- [What you will do]: Transcribe all of the records word for word, but omit the pictures.

[start Provided information]

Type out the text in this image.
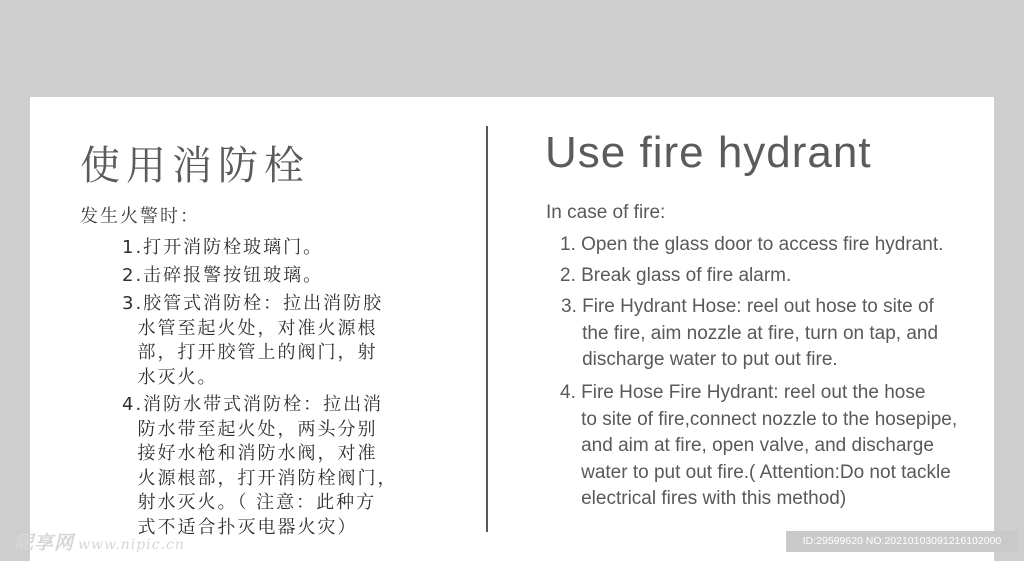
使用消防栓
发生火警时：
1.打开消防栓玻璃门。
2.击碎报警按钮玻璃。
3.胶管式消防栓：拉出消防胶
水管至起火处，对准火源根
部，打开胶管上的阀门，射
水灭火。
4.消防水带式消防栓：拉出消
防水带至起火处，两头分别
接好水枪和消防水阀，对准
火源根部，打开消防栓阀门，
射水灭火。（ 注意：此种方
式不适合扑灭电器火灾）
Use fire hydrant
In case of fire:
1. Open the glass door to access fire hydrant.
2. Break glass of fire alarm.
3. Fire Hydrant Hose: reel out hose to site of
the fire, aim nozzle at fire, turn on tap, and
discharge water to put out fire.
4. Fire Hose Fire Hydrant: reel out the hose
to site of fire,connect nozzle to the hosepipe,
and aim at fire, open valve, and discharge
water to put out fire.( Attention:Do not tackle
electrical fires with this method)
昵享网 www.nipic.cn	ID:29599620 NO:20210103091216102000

[end Provided information]

- [Exercise result]:
Type out the text in this image.
使用消防栓
发生火警时：
1.打开消防栓玻璃门。
2.击碎报警按钮玻璃。
3.胶管式消防栓：拉出消防胶
水管至起火处，对准火源根
部，打开胶管上的阀门，射
水灭火。
4.消防水带式消防栓：拉出消
防水带至起火处，两头分别
接好水枪和消防水阀，对准
火源根部，打开消防栓阀门，
射水灭火。（ 注意：此种方
式不适合扑灭电器火灾）
Use fire hydrant
In case of fire:
1. Open the glass door to access fire hydrant.
2. Break glass of fire alarm.
3. Fire Hydrant Hose: reel out hose to site of
the fire, aim nozzle at fire, turn on tap, and
discharge water to put out fire.
4. Fire Hose Fire Hydrant: reel out the hose
to site of fire,connect nozzle to the hosepipe,
and aim at fire, open valve, and discharge
water to put out fire.( Attention:Do not tackle
electrical fires with this method)
昵享网 www.nipic.cn	ID:29599620 NO:20210103091216102000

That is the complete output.